### Exercise brief
Some lines in the records below may hold the word "button"; give the number of those lines and nothing else.

A block of data:
################
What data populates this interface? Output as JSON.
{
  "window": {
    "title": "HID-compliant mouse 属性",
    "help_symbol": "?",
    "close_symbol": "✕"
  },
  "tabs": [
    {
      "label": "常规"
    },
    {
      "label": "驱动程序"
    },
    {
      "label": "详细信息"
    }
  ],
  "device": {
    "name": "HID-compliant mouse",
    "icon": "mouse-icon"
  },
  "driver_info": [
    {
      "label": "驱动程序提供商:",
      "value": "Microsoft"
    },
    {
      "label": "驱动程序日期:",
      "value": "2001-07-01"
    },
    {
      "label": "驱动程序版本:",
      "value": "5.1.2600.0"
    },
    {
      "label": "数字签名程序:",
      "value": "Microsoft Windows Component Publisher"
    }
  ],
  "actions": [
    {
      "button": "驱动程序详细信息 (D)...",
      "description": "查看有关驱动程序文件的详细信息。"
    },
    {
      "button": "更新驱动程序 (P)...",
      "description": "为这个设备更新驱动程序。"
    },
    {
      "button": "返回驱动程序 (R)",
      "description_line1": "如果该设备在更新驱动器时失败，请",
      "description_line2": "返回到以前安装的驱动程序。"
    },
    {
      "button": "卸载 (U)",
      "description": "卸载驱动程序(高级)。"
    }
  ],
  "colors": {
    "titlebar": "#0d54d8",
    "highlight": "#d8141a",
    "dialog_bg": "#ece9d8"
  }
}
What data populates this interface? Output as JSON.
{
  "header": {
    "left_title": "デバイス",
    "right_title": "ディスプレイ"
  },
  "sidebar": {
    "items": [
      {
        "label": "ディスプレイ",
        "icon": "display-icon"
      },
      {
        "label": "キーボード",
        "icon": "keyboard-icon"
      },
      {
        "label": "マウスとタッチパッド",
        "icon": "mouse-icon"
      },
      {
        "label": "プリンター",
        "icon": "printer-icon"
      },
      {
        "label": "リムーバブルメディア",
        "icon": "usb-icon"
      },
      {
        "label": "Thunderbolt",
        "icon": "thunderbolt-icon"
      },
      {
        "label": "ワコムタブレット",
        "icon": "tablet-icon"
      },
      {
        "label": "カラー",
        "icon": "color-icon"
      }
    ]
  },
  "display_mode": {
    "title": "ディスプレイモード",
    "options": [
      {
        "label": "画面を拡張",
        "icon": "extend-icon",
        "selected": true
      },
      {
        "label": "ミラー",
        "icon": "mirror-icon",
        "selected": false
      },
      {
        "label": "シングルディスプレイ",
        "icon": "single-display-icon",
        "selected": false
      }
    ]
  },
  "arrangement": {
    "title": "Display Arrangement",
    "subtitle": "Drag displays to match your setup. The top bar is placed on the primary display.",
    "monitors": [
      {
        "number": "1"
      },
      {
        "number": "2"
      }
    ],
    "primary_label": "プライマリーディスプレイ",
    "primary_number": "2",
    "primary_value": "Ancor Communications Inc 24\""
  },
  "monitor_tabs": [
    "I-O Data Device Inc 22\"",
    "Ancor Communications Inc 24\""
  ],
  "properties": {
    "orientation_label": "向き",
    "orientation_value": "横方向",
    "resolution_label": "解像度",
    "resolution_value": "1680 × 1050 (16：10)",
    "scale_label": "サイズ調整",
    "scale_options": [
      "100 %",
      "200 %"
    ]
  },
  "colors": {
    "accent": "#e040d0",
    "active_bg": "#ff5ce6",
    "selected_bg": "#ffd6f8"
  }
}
################
### Solution to this problem
4